* BEGIN *

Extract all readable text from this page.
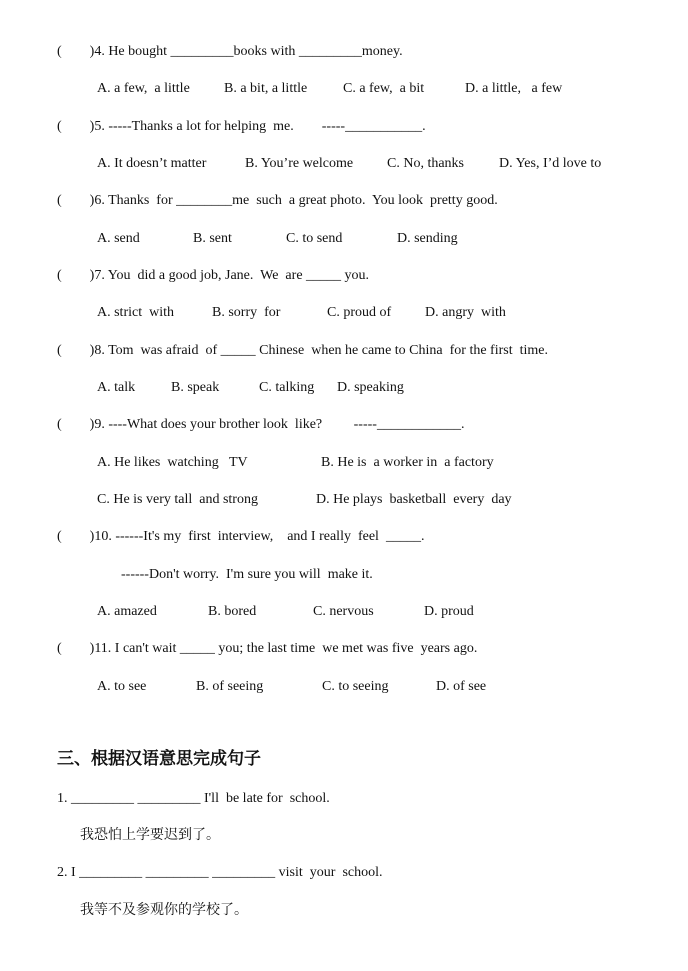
(        )4. He bought _________books with _________money.
A. a few,  a little B. a bit, a little	C. a few,  a bit	D. a little,   a few
(        )5. -----Thanks a lot for helping  me.        -----___________.
A. It doesn’t matter	B. You’re welcome C. No, thanks	D. Yes, I’d love to
(        )6. Thanks  for ________me  such  a great photo.  You look  pretty good.
A. send	B. sent	C. to send	D. sending
(        )7. You  did a good job, Jane.  We  are _____ you.
A. strict  with	B. sorry  for	C. proud of D. angry  with
(        )8. Tom  was afraid  of _____ Chinese  when he came to China  for the first  time.
A. talk	B. speak	C. talking D. speaking
(        )9. ----What does your brother look  like?         -----____________.
A. He likes  watching   TV	B. He is  a worker in  a factory
C. He is very tall  and strong	D. He plays  basketball  every  day
(        )10. ------It's my  first  interview,    and I really  feel  _____.
------Don't worry.  I'm sure you will  make it.
A. amazed	B. bored	C. nervous	D. proud
(        )11. I can't wait _____ you; the last time  we met was five  years ago.
A. to see	B. of seeing	C. to seeing	D. of see
三、根据汉语意思完成句子
1. _________ _________ I'll  be late for  school.
我恐怕上学要迟到了。
2. I _________ _________ _________ visit  your  school.
我等不及参观你的学校了。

* END *

- PROBLEM REQUIREMENTS
Go through the preceding material and copy each line that has the word "your".

- FULL SOLUTION
(        )9. ----What does your brother look  like?         -----____________.
2. I _________ _________ _________ visit  your  school.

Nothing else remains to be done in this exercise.